Given request: Reproduce the entries below verbatim, from the first line through the line containing "series-group-3 <box>388 836 451 881</box>", with both ends included.

====================

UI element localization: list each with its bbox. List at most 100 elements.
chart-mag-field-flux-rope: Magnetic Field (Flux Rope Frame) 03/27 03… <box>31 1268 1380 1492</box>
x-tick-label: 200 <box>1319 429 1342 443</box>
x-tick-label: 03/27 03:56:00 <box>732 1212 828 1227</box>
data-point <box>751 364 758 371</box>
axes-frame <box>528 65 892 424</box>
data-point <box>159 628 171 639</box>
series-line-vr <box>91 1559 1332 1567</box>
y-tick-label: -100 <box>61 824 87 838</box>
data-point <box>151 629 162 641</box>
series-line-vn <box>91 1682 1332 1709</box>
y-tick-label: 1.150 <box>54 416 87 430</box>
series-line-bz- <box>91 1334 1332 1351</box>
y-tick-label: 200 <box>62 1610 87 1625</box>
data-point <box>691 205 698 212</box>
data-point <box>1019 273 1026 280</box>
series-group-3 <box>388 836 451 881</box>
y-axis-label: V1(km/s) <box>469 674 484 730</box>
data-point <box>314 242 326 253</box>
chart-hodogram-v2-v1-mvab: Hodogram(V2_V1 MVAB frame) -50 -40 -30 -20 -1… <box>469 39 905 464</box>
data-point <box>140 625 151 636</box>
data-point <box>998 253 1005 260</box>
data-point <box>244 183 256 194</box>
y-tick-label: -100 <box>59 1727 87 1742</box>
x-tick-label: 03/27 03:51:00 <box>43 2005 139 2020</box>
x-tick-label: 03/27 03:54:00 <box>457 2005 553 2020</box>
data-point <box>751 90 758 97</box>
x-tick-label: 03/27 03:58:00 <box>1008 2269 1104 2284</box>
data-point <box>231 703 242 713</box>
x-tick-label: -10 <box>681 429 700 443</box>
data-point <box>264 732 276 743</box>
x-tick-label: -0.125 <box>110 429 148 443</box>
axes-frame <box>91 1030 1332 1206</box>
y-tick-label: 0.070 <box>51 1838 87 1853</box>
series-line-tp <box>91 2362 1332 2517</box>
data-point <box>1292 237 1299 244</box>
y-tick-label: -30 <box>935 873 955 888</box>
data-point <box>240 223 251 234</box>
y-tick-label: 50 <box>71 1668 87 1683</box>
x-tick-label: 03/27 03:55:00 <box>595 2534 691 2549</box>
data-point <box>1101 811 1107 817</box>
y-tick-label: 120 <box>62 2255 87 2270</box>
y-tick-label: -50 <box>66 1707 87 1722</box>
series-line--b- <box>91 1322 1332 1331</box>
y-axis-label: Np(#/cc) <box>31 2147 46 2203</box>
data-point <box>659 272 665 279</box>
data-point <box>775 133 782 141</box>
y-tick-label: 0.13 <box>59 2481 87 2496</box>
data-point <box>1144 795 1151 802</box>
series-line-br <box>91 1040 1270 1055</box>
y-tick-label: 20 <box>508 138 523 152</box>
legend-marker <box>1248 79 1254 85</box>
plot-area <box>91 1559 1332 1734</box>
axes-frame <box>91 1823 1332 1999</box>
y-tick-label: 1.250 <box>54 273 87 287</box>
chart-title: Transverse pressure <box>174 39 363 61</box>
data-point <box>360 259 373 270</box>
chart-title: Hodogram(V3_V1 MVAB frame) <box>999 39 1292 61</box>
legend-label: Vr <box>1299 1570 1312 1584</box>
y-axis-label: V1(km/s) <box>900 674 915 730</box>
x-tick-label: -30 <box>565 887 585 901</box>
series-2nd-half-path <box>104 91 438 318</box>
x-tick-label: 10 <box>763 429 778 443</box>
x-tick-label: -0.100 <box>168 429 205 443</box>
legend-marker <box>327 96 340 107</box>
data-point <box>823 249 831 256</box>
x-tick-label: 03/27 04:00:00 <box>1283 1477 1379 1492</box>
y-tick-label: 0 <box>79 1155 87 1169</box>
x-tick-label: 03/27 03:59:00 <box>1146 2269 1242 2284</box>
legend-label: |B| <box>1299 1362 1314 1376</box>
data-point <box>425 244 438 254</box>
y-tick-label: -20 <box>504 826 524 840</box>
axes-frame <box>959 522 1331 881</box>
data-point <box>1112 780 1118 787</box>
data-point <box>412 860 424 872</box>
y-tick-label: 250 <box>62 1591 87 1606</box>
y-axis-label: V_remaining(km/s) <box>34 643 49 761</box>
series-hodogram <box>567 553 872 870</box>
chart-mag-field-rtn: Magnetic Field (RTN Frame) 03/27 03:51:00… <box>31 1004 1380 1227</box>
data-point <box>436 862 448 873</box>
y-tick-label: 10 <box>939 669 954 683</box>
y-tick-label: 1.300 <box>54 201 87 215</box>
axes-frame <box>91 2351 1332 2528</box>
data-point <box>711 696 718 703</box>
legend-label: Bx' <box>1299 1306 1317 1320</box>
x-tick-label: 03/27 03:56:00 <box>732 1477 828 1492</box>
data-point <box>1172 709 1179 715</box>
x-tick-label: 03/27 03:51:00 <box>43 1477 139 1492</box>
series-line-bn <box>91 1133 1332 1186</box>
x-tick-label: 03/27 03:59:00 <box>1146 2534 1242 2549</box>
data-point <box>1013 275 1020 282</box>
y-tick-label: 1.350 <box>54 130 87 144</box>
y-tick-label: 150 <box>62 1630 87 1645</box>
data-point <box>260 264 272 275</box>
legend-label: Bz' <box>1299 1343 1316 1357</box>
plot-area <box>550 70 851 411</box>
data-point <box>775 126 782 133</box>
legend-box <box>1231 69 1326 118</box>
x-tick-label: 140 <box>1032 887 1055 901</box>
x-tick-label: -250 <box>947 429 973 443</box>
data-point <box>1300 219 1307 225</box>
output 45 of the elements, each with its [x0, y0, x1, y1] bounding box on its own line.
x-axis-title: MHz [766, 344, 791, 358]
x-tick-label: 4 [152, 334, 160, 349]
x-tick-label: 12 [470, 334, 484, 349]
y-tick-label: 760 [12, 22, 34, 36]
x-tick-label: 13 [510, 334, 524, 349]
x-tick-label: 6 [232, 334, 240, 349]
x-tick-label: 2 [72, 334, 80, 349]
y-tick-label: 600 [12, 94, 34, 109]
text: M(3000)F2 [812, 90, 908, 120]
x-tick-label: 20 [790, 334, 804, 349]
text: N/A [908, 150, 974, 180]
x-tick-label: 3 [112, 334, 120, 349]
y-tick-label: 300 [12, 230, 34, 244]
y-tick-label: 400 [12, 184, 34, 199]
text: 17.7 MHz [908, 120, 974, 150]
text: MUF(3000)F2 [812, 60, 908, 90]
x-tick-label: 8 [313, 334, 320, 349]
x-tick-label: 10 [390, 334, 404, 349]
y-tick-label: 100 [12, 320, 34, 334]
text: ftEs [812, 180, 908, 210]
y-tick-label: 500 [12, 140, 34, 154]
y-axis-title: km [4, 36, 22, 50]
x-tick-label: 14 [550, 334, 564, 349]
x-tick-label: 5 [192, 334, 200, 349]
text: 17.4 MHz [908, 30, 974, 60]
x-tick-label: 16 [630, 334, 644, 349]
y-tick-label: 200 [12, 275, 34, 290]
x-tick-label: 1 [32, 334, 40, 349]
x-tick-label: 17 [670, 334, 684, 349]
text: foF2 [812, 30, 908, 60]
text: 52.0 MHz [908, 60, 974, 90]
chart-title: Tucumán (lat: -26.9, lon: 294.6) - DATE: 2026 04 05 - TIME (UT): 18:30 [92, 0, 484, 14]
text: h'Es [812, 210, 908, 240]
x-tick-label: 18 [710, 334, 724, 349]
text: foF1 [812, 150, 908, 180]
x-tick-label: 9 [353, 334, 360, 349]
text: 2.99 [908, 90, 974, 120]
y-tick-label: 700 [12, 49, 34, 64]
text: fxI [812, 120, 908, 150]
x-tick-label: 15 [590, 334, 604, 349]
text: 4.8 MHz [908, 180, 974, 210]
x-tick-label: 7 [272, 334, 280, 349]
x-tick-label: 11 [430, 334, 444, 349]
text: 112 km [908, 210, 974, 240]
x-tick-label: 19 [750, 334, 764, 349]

====================

Solution to this exercise:
UI element localization: list each with its bbox. List at most 100 elements.
chart-mag-field-flux-rope: Magnetic Field (Flux Rope Frame) 03/27 03… <box>31 1268 1380 1492</box>
x-tick-label: 200 <box>1319 429 1342 443</box>
x-tick-label: 03/27 03:56:00 <box>732 1212 828 1227</box>
data-point <box>751 364 758 371</box>
axes-frame <box>528 65 892 424</box>
data-point <box>159 628 171 639</box>
series-line-vr <box>91 1559 1332 1567</box>
y-tick-label: -100 <box>61 824 87 838</box>
data-point <box>151 629 162 641</box>
series-line-vn <box>91 1682 1332 1709</box>
y-tick-label: 1.150 <box>54 416 87 430</box>
series-line-bz- <box>91 1334 1332 1351</box>
y-tick-label: 200 <box>62 1610 87 1625</box>
data-point <box>691 205 698 212</box>
data-point <box>1019 273 1026 280</box>
series-group-3 <box>388 836 451 881</box>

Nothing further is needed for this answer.